_Requirement_
Look through the data below for the string "efter", and copy every line where it turns up.

_Dataset extract_
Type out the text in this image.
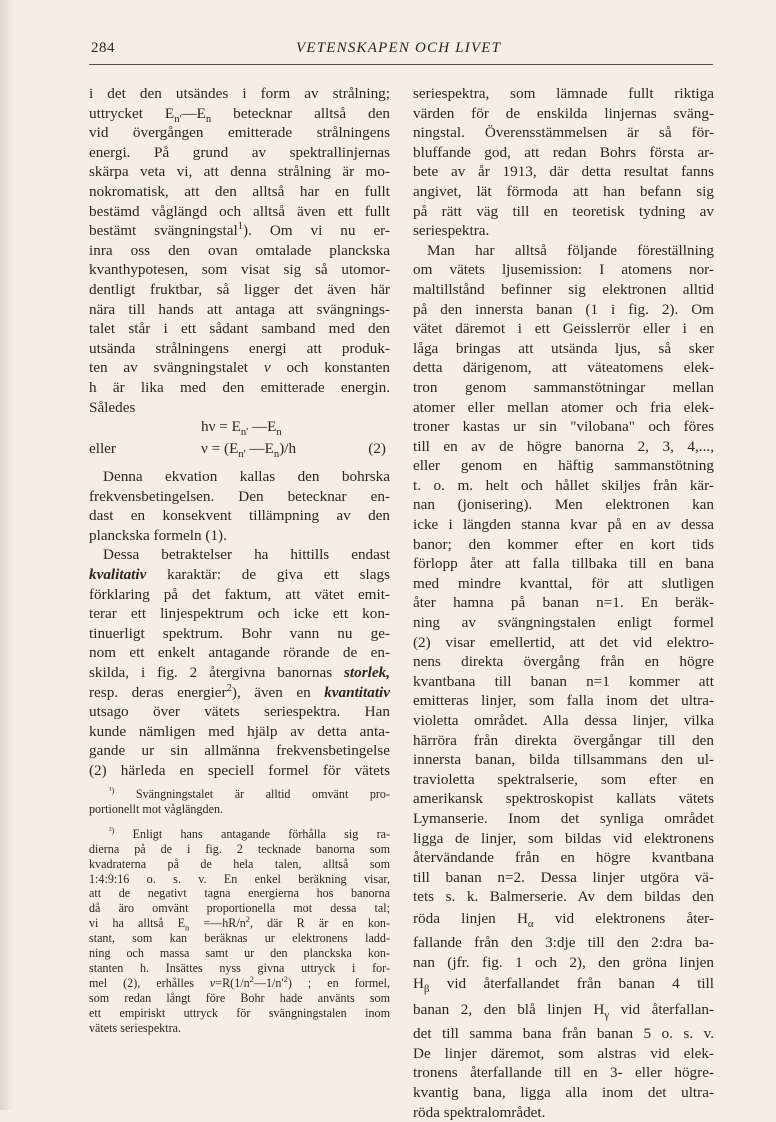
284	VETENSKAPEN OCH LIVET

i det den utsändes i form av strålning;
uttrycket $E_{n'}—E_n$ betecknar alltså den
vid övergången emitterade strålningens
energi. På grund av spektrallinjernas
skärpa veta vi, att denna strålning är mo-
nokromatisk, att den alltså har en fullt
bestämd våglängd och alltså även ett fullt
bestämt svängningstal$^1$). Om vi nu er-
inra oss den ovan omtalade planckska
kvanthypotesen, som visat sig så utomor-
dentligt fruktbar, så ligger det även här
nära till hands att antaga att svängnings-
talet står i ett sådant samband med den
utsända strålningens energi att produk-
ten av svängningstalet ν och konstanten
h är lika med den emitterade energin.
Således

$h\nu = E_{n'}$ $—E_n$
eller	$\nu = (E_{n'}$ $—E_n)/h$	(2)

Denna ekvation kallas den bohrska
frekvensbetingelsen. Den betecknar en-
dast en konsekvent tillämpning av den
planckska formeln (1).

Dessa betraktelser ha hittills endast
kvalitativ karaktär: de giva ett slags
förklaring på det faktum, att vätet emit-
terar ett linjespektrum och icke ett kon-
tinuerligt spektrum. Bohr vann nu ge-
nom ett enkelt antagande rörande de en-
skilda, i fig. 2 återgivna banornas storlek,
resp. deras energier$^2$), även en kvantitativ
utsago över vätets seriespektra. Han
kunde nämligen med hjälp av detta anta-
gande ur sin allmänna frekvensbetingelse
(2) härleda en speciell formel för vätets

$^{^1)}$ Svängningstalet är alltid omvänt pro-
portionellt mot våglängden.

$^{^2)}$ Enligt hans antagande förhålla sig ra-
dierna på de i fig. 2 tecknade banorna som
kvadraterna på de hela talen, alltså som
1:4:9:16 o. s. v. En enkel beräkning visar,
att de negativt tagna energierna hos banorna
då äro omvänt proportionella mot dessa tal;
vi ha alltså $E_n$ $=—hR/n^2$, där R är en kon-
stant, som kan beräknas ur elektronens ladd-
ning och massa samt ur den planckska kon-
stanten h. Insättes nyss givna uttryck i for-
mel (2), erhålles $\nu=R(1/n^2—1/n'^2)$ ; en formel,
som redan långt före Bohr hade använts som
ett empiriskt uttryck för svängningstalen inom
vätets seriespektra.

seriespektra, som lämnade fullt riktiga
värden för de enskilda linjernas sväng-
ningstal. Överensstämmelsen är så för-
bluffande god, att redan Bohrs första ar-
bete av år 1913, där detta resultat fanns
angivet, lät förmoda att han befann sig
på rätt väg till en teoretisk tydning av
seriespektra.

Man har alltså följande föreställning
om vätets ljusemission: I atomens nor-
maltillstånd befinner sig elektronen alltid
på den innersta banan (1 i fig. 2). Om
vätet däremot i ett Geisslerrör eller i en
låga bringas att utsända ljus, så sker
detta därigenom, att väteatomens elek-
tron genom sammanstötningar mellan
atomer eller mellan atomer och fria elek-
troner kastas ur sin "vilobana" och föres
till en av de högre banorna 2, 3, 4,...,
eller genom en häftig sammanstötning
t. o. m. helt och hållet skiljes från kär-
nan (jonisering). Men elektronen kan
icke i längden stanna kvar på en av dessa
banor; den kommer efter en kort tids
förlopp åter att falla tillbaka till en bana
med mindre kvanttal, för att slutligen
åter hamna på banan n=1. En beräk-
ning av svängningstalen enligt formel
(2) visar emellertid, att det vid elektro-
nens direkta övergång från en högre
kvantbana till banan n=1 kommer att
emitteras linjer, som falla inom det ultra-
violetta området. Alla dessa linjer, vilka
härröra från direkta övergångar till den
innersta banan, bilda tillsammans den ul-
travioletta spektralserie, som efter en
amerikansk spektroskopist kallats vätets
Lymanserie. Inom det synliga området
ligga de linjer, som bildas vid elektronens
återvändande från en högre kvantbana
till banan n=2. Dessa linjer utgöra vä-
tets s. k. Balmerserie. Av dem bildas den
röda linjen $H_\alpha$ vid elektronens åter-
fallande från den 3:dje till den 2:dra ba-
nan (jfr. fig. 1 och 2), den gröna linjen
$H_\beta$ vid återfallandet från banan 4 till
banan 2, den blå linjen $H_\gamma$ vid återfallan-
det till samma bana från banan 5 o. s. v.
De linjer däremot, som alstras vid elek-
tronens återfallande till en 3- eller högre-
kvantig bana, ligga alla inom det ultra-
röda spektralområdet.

_Your response_
banor; den kommer efter en kort tids
travioletta spektralserie, som efter en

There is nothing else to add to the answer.